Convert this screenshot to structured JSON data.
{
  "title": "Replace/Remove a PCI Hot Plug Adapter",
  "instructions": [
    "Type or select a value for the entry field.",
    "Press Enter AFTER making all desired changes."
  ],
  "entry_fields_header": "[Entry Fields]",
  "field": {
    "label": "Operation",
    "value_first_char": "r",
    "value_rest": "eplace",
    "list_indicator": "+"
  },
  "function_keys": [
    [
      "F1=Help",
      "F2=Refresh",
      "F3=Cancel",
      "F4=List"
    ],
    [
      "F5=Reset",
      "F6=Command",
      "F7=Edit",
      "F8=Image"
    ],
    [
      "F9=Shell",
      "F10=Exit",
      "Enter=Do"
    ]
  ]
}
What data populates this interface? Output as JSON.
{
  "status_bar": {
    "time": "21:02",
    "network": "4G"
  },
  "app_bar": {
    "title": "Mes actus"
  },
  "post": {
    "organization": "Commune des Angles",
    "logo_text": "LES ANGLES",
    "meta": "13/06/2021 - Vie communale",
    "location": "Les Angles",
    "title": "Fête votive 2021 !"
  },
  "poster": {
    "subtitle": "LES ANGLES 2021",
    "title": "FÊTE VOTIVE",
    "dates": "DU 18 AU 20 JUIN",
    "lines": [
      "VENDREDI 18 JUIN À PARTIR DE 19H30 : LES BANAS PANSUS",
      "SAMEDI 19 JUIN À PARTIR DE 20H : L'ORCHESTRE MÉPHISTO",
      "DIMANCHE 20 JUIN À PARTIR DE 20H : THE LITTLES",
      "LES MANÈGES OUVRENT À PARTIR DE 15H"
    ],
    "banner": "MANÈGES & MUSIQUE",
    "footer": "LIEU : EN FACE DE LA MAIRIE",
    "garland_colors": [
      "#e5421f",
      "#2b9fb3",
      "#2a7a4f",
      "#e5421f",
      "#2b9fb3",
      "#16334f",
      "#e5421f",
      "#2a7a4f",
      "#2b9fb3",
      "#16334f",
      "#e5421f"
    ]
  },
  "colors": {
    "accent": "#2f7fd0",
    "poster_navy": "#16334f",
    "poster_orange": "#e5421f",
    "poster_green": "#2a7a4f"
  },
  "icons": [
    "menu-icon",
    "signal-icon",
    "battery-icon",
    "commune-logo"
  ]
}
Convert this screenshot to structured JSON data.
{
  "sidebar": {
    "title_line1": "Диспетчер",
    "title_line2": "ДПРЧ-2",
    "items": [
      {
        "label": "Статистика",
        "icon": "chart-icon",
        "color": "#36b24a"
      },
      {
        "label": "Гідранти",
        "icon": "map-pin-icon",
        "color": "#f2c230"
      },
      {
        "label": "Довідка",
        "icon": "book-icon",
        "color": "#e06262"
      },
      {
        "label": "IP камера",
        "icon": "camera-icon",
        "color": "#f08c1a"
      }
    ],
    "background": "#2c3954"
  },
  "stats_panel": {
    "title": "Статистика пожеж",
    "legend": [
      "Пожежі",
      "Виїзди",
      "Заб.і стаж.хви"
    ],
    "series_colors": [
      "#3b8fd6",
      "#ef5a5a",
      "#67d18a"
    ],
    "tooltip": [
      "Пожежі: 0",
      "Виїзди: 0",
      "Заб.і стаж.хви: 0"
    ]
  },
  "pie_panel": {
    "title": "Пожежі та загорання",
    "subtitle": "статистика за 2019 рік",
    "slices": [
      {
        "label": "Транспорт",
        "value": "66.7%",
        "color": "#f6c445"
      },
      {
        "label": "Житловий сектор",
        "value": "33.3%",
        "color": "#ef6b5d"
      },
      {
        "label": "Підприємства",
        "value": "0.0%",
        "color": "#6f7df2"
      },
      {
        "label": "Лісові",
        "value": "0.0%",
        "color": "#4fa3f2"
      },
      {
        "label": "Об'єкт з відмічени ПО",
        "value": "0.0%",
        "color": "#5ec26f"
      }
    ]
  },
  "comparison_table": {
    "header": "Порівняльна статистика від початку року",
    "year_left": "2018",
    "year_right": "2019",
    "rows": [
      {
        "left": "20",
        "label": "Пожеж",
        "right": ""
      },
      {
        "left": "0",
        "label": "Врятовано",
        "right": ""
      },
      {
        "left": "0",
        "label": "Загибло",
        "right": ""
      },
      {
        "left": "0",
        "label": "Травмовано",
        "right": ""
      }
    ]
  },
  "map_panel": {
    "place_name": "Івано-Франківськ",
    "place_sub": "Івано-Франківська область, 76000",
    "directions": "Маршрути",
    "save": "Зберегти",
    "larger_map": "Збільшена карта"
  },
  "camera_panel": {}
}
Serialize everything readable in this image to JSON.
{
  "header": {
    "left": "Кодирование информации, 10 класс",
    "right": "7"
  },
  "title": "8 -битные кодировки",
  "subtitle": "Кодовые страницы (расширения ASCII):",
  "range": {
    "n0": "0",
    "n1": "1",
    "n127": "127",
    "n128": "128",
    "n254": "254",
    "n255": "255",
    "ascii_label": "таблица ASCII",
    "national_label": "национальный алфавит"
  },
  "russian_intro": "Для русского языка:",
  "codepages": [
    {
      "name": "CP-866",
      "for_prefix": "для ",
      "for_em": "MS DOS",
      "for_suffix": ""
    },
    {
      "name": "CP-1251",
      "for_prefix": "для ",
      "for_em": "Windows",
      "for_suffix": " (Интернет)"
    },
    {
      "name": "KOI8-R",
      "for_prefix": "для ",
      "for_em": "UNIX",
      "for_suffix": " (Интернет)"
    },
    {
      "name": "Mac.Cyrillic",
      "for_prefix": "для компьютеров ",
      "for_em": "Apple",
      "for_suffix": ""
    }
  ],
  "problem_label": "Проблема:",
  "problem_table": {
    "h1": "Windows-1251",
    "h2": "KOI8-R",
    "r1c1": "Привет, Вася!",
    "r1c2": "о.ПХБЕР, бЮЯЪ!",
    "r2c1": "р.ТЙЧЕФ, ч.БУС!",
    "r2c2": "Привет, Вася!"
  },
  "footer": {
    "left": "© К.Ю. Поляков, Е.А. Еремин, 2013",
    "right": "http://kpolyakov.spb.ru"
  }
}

## TASK DIRECTIONS
Return all of the above records exactly, leaving no line out.

## ANSWER TO THIS PROBLEM
Convert this screenshot to structured JSON data.
{
  "title": "Replace/Remove a PCI Hot Plug Adapter",
  "instructions": [
    "Type or select a value for the entry field.",
    "Press Enter AFTER making all desired changes."
  ],
  "entry_fields_header": "[Entry Fields]",
  "field": {
    "label": "Operation",
    "value_first_char": "r",
    "value_rest": "eplace",
    "list_indicator": "+"
  },
  "function_keys": [
    [
      "F1=Help",
      "F2=Refresh",
      "F3=Cancel",
      "F4=List"
    ],
    [
      "F5=Reset",
      "F6=Command",
      "F7=Edit",
      "F8=Image"
    ],
    [
      "F9=Shell",
      "F10=Exit",
      "Enter=Do"
    ]
  ]
}
What data populates this interface? Output as JSON.
{
  "status_bar": {
    "time": "21:02",
    "network": "4G"
  },
  "app_bar": {
    "title": "Mes actus"
  },
  "post": {
    "organization": "Commune des Angles",
    "logo_text": "LES ANGLES",
    "meta": "13/06/2021 - Vie communale",
    "location": "Les Angles",
    "title": "Fête votive 2021 !"
  },
  "poster": {
    "subtitle": "LES ANGLES 2021",
    "title": "FÊTE VOTIVE",
    "dates": "DU 18 AU 20 JUIN",
    "lines": [
      "VENDREDI 18 JUIN À PARTIR DE 19H30 : LES BANAS PANSUS",
      "SAMEDI 19 JUIN À PARTIR DE 20H : L'ORCHESTRE MÉPHISTO",
      "DIMANCHE 20 JUIN À PARTIR DE 20H : THE LITTLES",
      "LES MANÈGES OUVRENT À PARTIR DE 15H"
    ],
    "banner": "MANÈGES & MUSIQUE",
    "footer": "LIEU : EN FACE DE LA MAIRIE",
    "garland_colors": [
      "#e5421f",
      "#2b9fb3",
      "#2a7a4f",
      "#e5421f",
      "#2b9fb3",
      "#16334f",
      "#e5421f",
      "#2a7a4f",
      "#2b9fb3",
      "#16334f",
      "#e5421f"
    ]
  },
  "colors": {
    "accent": "#2f7fd0",
    "poster_navy": "#16334f",
    "poster_orange": "#e5421f",
    "poster_green": "#2a7a4f"
  },
  "icons": [
    "menu-icon",
    "signal-icon",
    "battery-icon",
    "commune-logo"
  ]
}
Convert this screenshot to structured JSON data.
{
  "sidebar": {
    "title_line1": "Диспетчер",
    "title_line2": "ДПРЧ-2",
    "items": [
      {
        "label": "Статистика",
        "icon": "chart-icon",
        "color": "#36b24a"
      },
      {
        "label": "Гідранти",
        "icon": "map-pin-icon",
        "color": "#f2c230"
      },
      {
        "label": "Довідка",
        "icon": "book-icon",
        "color": "#e06262"
      },
      {
        "label": "IP камера",
        "icon": "camera-icon",
        "color": "#f08c1a"
      }
    ],
    "background": "#2c3954"
  },
  "stats_panel": {
    "title": "Статистика пожеж",
    "legend": [
      "Пожежі",
      "Виїзди",
      "Заб.і стаж.хви"
    ],
    "series_colors": [
      "#3b8fd6",
      "#ef5a5a",
      "#67d18a"
    ],
    "tooltip": [
      "Пожежі: 0",
      "Виїзди: 0",
      "Заб.і стаж.хви: 0"
    ]
  },
  "pie_panel": {
    "title": "Пожежі та загорання",
    "subtitle": "статистика за 2019 рік",
    "slices": [
      {
        "label": "Транспорт",
        "value": "66.7%",
        "color": "#f6c445"
      },
      {
        "label": "Житловий сектор",
        "value": "33.3%",
        "color": "#ef6b5d"
      },
      {
        "label": "Підприємства",
        "value": "0.0%",
        "color": "#6f7df2"
      },
      {
        "label": "Лісові",
        "value": "0.0%",
        "color": "#4fa3f2"
      },
      {
        "label": "Об'єкт з відмічени ПО",
        "value": "0.0%",
        "color": "#5ec26f"
      }
    ]
  },
  "comparison_table": {
    "header": "Порівняльна статистика від початку року",
    "year_left": "2018",
    "year_right": "2019",
    "rows": [
      {
        "left": "20",
        "label": "Пожеж",
        "right": ""
      },
      {
        "left": "0",
        "label": "Врятовано",
        "right": ""
      },
      {
        "left": "0",
        "label": "Загибло",
        "right": ""
      },
      {
        "left": "0",
        "label": "Травмовано",
        "right": ""
      }
    ]
  },
  "map_panel": {
    "place_name": "Івано-Франківськ",
    "place_sub": "Івано-Франківська область, 76000",
    "directions": "Маршрути",
    "save": "Зберегти",
    "larger_map": "Збільшена карта"
  },
  "camera_panel": {}
}
Serialize everything readable in this image to JSON.
{
  "header": {
    "left": "Кодирование информации, 10 класс",
    "right": "7"
  },
  "title": "8 -битные кодировки",
  "subtitle": "Кодовые страницы (расширения ASCII):",
  "range": {
    "n0": "0",
    "n1": "1",
    "n127": "127",
    "n128": "128",
    "n254": "254",
    "n255": "255",
    "ascii_label": "таблица ASCII",
    "national_label": "национальный алфавит"
  },
  "russian_intro": "Для русского языка:",
  "codepages": [
    {
      "name": "CP-866",
      "for_prefix": "для ",
      "for_em": "MS DOS",
      "for_suffix": ""
    },
    {
      "name": "CP-1251",
      "for_prefix": "для ",
      "for_em": "Windows",
      "for_suffix": " (Интернет)"
    },
    {
      "name": "KOI8-R",
      "for_prefix": "для ",
      "for_em": "UNIX",
      "for_suffix": " (Интернет)"
    },
    {
      "name": "Mac.Cyrillic",
      "for_prefix": "для компьютеров ",
      "for_em": "Apple",
      "for_suffix": ""
    }
  ],
  "problem_label": "Проблема:",
  "problem_table": {
    "h1": "Windows-1251",
    "h2": "KOI8-R",
    "r1c1": "Привет, Вася!",
    "r1c2": "о.ПХБЕР, бЮЯЪ!",
    "r2c1": "р.ТЙЧЕФ, ч.БУС!",
    "r2c2": "Привет, Вася!"
  },
  "footer": {
    "left": "© К.Ю. Поляков, Е.А. Еремин, 2013",
    "right": "http://kpolyakov.spb.ru"
  }
}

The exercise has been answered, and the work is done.